DIRECTIONS FOR THIS TASK
Pull out each line of the data that includes the word "name".

EXTRACTED MATERIAL
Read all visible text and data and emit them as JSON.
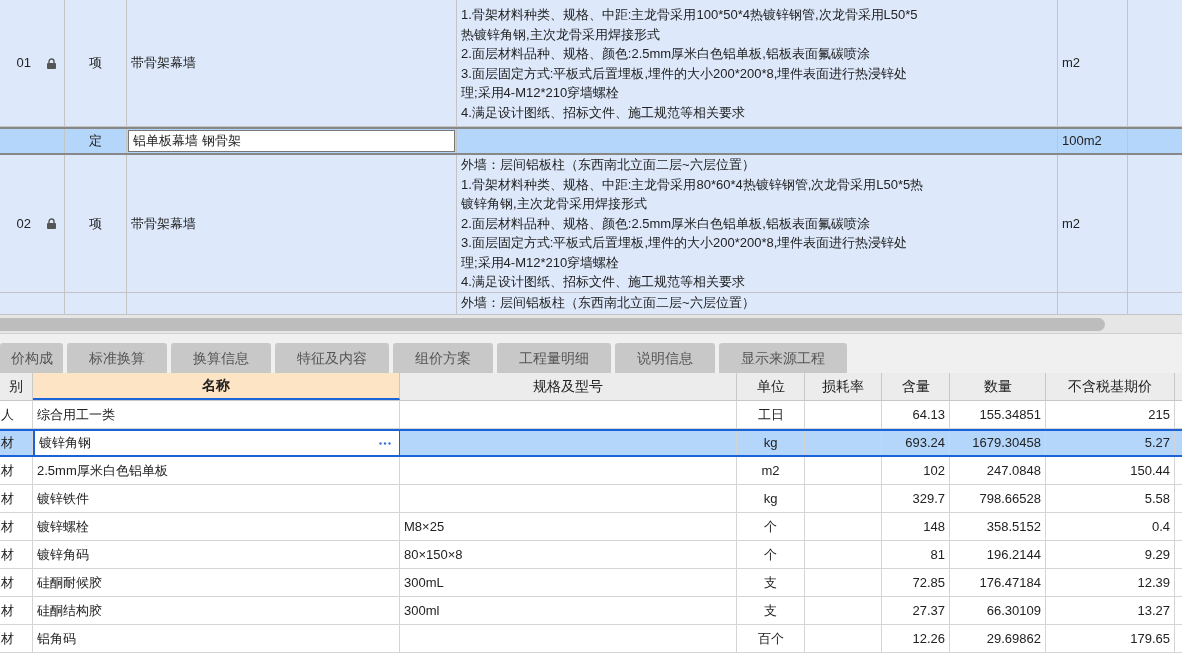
{
  "item_grid": {
    "rows": [
      {
        "code": "01",
        "locked": true,
        "type": "项",
        "name": "带骨架幕墙",
        "description": [
          "1.骨架材料种类、规格、中距:主龙骨采用100*50*4热镀锌钢管,次龙骨采用L50*5",
          "热镀锌角钢,主次龙骨采用焊接形式",
          "2.面层材料品种、规格、颜色:2.5mm厚米白色铝单板,铝板表面氟碳喷涂",
          "3.面层固定方式:平板式后置埋板,埋件的大小200*200*8,埋件表面进行热浸锌处",
          "理;采用4-M12*210穿墙螺栓",
          "4.满足设计图纸、招标文件、施工规范等相关要求"
        ],
        "unit": "m2",
        "selected": false,
        "editing": false
      },
      {
        "type": "定",
        "name": "铝单板幕墙 钢骨架",
        "locked": false,
        "unit": "100m2",
        "selected": true,
        "editing": true
      },
      {
        "code": "02",
        "locked": true,
        "type": "项",
        "name": "带骨架幕墙",
        "description": [
          "外墙：层间铝板柱（东西南北立面二层~六层位置）",
          "1.骨架材料种类、规格、中距:主龙骨采用80*60*4热镀锌钢管,次龙骨采用L50*5热",
          "镀锌角钢,主次龙骨采用焊接形式",
          "2.面层材料品种、规格、颜色:2.5mm厚米白色铝单板,铝板表面氟碳喷涂",
          "3.面层固定方式:平板式后置埋板,埋件的大小200*200*8,埋件表面进行热浸锌处",
          "理;采用4-M12*210穿墙螺栓",
          "4.满足设计图纸、招标文件、施工规范等相关要求"
        ],
        "unit": "m2",
        "selected": false,
        "editing": false
      },
      {
        "description": [
          "外墙：层间铝板柱（东西南北立面二层~六层位置）"
        ],
        "selected": false
      }
    ]
  },
  "tabs": [
    {
      "label": "价构成",
      "selected": false
    },
    {
      "label": "标准换算",
      "selected": false
    },
    {
      "label": "换算信息",
      "selected": false
    },
    {
      "label": "特征及内容",
      "selected": false
    },
    {
      "label": "组价方案",
      "selected": false
    },
    {
      "label": "工程量明细",
      "selected": false
    },
    {
      "label": "说明信息",
      "selected": false
    },
    {
      "label": "显示来源工程",
      "selected": false
    }
  ],
  "detail_table": {
    "columns": [
      {
        "label": "别",
        "highlighted": false
      },
      {
        "label": "名称",
        "highlighted": true
      },
      {
        "label": "规格及型号",
        "highlighted": false
      },
      {
        "label": "单位",
        "highlighted": false
      },
      {
        "label": "损耗率",
        "highlighted": false
      },
      {
        "label": "含量",
        "highlighted": false
      },
      {
        "label": "数量",
        "highlighted": false
      },
      {
        "label": "不含税基期价",
        "highlighted": false
      }
    ],
    "rows": [
      {
        "category": "人",
        "name": "综合用工一类",
        "unit": "工日",
        "content": "64.13",
        "quantity": "155.34851",
        "price": "215",
        "selected": false
      },
      {
        "category": "材",
        "name": "镀锌角钢",
        "unit": "kg",
        "content": "693.24",
        "quantity": "1679.30458",
        "price": "5.27",
        "selected": true
      },
      {
        "category": "材",
        "name": "2.5mm厚米白色铝单板",
        "unit": "m2",
        "content": "102",
        "quantity": "247.0848",
        "price": "150.44",
        "selected": false
      },
      {
        "category": "材",
        "name": "镀锌铁件",
        "unit": "kg",
        "content": "329.7",
        "quantity": "798.66528",
        "price": "5.58",
        "selected": false
      },
      {
        "category": "材",
        "name": "镀锌螺栓",
        "spec": "M8×25",
        "unit": "个",
        "content": "148",
        "quantity": "358.5152",
        "price": "0.4",
        "selected": false
      },
      {
        "category": "材",
        "name": "镀锌角码",
        "spec": "80×150×8",
        "unit": "个",
        "content": "81",
        "quantity": "196.2144",
        "price": "9.29",
        "selected": false
      },
      {
        "category": "材",
        "name": "硅酮耐候胶",
        "spec": "300mL",
        "unit": "支",
        "content": "72.85",
        "quantity": "176.47184",
        "price": "12.39",
        "selected": false
      },
      {
        "category": "材",
        "name": "硅酮结构胶",
        "spec": "300ml",
        "unit": "支",
        "content": "27.37",
        "quantity": "66.30109",
        "price": "13.27",
        "selected": false
      },
      {
        "category": "材",
        "name": "铝角码",
        "unit": "百个",
        "content": "12.26",
        "quantity": "29.69862",
        "price": "179.65",
        "selected": false
      }
    ]
  }
}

CORRECT RESPONSE
        "name": "带骨架幕墙",
        "name": "铝单板幕墙 钢骨架",
        "name": "带骨架幕墙",
        "name": "综合用工一类",
        "name": "镀锌角钢",
        "name": "2.5mm厚米白色铝单板",
        "name": "镀锌铁件",
        "name": "镀锌螺栓",
        "name": "镀锌角码",
        "name": "硅酮耐候胶",
        "name": "硅酮结构胶",
        "name": "铝角码",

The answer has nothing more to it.